(What you have to do) Write out every line of the material exactly as it appears.

>> Begin Data for the task

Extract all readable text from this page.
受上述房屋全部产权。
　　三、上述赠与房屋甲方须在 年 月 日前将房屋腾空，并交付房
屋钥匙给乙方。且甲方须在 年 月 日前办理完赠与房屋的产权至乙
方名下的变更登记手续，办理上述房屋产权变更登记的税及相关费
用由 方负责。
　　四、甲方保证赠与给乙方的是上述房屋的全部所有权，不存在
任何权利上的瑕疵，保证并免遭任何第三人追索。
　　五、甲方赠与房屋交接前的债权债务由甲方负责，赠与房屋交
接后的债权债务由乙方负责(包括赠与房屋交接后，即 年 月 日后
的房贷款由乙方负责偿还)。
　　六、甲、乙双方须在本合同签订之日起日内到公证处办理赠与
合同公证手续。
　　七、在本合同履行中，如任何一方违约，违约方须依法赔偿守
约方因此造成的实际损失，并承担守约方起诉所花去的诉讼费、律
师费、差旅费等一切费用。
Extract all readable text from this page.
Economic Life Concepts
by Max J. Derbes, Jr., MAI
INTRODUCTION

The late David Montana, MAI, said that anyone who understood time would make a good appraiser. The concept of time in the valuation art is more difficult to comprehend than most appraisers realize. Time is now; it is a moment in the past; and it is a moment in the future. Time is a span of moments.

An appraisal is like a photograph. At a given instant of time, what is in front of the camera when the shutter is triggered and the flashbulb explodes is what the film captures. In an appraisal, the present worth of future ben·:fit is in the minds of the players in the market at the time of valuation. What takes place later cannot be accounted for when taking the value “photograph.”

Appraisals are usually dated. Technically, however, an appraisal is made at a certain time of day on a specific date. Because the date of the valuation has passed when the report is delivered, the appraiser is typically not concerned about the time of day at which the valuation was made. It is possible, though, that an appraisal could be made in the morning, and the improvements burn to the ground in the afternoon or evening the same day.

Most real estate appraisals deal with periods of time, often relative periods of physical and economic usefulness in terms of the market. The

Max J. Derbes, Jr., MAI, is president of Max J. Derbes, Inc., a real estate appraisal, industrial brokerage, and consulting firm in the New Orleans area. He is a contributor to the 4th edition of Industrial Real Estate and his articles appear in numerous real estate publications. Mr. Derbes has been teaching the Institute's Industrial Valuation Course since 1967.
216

>> End Data for the task

(Complete response)
Extract all readable text from this page.
受上述房屋全部产权。
　　三、上述赠与房屋甲方须在 年 月 日前将房屋腾空，并交付房
屋钥匙给乙方。且甲方须在 年 月 日前办理完赠与房屋的产权至乙
方名下的变更登记手续，办理上述房屋产权变更登记的税及相关费
用由 方负责。
　　四、甲方保证赠与给乙方的是上述房屋的全部所有权，不存在
任何权利上的瑕疵，保证并免遭任何第三人追索。
　　五、甲方赠与房屋交接前的债权债务由甲方负责，赠与房屋交
接后的债权债务由乙方负责(包括赠与房屋交接后，即 年 月 日后
的房贷款由乙方负责偿还)。
　　六、甲、乙双方须在本合同签订之日起日内到公证处办理赠与
合同公证手续。
　　七、在本合同履行中，如任何一方违约，违约方须依法赔偿守
约方因此造成的实际损失，并承担守约方起诉所花去的诉讼费、律
师费、差旅费等一切费用。
Extract all readable text from this page.
Economic Life Concepts
by Max J. Derbes, Jr., MAI
INTRODUCTION

The late David Montana, MAI, said that anyone who understood time would make a good appraiser. The concept of time in the valuation art is more difficult to comprehend than most appraisers realize. Time is now; it is a moment in the past; and it is a moment in the future. Time is a span of moments.

An appraisal is like a photograph. At a given instant of time, what is in front of the camera when the shutter is triggered and the flashbulb explodes is what the film captures. In an appraisal, the present worth of future ben·:fit is in the minds of the players in the market at the time of valuation. What takes place later cannot be accounted for when taking the value “photograph.”

Appraisals are usually dated. Technically, however, an appraisal is made at a certain time of day on a specific date. Because the date of the valuation has passed when the report is delivered, the appraiser is typically not concerned about the time of day at which the valuation was made. It is possible, though, that an appraisal could be made in the morning, and the improvements burn to the ground in the afternoon or evening the same day.

Most real estate appraisals deal with periods of time, often relative periods of physical and economic usefulness in terms of the market. The

Max J. Derbes, Jr., MAI, is president of Max J. Derbes, Inc., a real estate appraisal, industrial brokerage, and consulting firm in the New Orleans area. He is a contributor to the 4th edition of Industrial Real Estate and his articles appear in numerous real estate publications. Mr. Derbes has been teaching the Institute's Industrial Valuation Course since 1967.
216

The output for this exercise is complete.